* Dataset excerpts
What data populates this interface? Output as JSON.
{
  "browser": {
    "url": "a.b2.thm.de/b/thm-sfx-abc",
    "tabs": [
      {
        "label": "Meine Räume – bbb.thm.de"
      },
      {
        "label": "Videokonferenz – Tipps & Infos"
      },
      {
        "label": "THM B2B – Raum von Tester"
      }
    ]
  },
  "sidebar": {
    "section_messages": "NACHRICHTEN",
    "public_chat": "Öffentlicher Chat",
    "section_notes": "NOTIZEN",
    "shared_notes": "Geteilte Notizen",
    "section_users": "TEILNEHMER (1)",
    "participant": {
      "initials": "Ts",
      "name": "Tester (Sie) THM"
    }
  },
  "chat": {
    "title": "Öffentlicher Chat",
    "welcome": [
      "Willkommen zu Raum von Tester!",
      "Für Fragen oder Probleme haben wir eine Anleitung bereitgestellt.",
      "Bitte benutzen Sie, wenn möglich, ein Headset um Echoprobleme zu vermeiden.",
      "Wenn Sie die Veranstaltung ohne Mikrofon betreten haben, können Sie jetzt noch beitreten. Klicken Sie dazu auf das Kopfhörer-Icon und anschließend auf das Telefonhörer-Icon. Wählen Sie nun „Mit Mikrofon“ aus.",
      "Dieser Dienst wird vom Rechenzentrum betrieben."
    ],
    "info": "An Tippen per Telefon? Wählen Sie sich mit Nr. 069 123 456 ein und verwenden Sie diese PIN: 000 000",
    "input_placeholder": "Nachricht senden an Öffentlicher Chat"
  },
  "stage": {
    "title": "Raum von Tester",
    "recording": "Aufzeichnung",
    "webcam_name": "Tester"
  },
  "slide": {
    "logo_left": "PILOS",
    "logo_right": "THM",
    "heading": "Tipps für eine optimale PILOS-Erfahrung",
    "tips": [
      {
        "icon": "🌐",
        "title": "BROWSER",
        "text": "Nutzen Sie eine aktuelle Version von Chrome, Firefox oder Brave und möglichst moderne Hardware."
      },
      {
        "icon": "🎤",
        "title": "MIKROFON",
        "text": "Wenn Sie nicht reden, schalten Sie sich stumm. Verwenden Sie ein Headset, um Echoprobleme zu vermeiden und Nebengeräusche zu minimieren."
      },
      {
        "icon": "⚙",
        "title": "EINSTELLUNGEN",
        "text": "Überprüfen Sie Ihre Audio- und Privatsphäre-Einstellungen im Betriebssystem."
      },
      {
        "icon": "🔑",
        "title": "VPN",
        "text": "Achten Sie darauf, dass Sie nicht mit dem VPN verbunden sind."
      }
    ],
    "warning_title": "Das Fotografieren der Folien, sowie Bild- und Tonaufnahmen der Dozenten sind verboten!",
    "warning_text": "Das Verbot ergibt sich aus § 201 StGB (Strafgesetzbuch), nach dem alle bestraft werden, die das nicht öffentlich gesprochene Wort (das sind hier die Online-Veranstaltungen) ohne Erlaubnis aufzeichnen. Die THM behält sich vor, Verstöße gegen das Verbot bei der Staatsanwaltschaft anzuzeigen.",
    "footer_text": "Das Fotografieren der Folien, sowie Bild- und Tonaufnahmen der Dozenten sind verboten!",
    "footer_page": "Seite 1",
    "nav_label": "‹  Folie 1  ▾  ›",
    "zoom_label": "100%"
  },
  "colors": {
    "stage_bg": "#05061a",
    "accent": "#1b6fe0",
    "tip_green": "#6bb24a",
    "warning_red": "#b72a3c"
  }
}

...

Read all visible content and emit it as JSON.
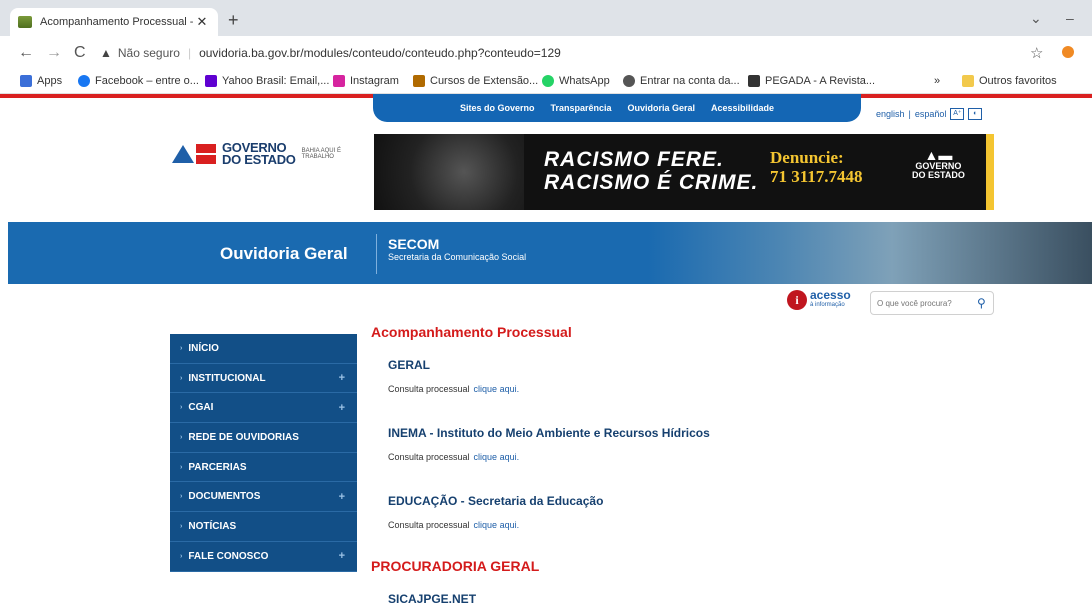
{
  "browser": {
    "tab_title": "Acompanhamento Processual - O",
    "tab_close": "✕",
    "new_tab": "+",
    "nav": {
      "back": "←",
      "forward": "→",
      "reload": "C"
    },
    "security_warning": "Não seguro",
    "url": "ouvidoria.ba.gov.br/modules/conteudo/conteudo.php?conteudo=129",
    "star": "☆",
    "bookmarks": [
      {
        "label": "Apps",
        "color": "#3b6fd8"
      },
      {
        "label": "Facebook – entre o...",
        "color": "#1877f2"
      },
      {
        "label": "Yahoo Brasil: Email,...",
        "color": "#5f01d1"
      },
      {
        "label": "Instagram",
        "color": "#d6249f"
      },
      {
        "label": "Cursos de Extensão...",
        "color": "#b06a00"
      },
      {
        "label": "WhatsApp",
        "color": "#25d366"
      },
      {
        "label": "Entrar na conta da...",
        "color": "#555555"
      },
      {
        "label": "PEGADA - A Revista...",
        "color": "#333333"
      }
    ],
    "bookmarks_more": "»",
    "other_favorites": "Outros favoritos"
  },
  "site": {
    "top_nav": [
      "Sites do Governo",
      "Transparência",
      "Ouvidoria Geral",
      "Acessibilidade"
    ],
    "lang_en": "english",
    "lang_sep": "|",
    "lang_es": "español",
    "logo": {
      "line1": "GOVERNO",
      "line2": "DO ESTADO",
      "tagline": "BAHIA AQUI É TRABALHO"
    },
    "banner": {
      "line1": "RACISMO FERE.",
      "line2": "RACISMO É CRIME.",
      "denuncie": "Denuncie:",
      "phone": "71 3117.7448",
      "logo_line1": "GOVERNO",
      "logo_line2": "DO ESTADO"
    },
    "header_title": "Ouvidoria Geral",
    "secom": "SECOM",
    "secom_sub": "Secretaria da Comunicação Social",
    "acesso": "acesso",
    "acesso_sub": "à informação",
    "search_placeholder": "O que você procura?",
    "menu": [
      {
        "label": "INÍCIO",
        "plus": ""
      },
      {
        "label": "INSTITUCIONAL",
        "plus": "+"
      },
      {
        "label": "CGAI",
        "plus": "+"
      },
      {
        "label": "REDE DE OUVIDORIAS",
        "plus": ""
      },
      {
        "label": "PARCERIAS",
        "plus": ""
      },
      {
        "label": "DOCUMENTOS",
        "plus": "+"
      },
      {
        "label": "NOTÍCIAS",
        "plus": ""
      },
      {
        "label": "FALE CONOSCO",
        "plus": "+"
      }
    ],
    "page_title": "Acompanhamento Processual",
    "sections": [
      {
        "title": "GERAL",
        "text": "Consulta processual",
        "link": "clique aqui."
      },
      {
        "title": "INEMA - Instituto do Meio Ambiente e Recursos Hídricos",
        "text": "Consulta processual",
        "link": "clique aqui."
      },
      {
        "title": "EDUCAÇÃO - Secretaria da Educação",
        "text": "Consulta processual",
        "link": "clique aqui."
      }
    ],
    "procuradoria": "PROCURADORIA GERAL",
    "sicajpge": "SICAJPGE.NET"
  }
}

--

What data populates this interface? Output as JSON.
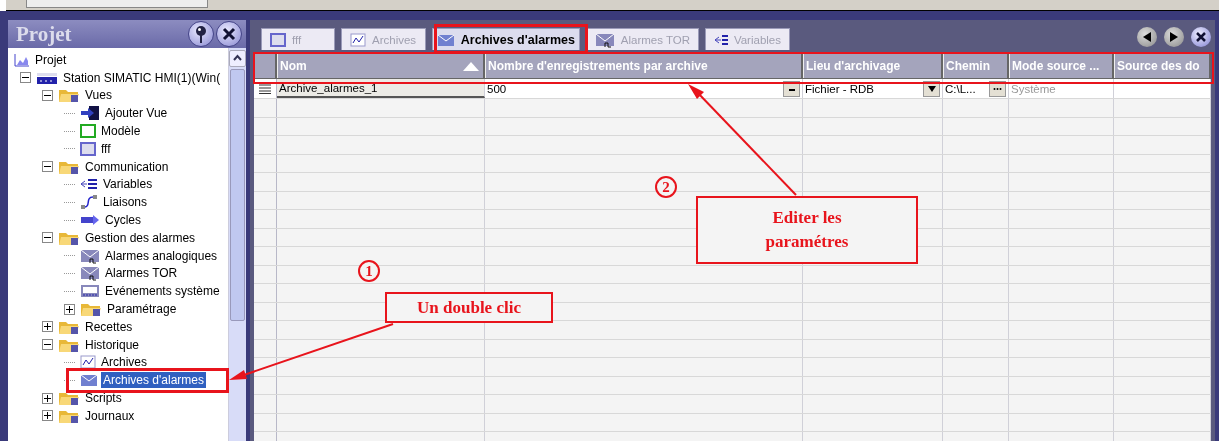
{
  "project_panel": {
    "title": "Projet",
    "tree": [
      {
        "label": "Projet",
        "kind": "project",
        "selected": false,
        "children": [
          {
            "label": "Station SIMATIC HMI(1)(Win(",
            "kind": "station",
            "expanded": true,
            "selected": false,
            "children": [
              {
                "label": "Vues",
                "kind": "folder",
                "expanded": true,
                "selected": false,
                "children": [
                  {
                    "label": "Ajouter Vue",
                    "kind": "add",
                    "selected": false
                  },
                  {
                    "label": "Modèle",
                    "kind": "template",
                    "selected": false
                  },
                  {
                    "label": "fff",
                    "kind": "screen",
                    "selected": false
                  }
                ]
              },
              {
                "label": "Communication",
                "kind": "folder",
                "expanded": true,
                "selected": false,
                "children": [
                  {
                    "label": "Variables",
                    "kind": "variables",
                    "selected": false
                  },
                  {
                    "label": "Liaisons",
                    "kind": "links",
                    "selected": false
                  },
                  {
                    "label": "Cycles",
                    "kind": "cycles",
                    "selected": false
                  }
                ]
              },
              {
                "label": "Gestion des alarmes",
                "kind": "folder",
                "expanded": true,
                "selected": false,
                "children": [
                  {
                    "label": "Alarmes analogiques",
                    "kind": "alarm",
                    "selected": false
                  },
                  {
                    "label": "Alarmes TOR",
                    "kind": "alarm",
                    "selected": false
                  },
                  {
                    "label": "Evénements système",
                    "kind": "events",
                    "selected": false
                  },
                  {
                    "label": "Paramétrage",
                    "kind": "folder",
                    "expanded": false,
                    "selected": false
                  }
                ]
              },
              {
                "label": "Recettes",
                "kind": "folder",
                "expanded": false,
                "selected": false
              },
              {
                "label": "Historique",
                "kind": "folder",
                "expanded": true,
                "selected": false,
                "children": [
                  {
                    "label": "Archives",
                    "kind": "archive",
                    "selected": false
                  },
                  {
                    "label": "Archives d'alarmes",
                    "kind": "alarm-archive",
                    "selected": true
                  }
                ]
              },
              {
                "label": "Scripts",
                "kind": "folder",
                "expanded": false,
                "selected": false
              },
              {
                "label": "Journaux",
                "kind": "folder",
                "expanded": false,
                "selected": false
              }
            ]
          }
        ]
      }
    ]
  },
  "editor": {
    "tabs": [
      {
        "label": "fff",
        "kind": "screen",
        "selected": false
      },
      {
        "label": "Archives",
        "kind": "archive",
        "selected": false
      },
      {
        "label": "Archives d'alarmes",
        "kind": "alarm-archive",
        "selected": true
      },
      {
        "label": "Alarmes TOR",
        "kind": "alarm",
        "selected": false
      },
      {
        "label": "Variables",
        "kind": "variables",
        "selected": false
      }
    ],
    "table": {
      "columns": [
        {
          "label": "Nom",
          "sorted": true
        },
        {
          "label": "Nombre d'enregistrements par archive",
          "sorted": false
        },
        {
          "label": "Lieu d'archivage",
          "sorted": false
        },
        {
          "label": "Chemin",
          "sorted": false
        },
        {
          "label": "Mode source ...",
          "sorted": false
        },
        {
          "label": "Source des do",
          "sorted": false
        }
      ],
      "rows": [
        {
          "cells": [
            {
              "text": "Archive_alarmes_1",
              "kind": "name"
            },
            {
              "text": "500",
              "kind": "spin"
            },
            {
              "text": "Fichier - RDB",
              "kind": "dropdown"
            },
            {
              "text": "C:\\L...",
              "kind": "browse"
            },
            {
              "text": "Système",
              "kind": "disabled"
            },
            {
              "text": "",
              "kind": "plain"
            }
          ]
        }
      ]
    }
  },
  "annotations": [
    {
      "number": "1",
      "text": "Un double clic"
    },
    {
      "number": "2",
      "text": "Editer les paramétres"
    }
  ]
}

* Task goal
Which lines include "Bild"? Copy each of them out.

* The output
    "warning_title": "Das Fotografieren der Folien, sowie Bild- und Tonaufnahmen der Dozenten sind verboten!",
    "footer_text": "Das Fotografieren der Folien, sowie Bild- und Tonaufnahmen der Dozenten sind verboten!",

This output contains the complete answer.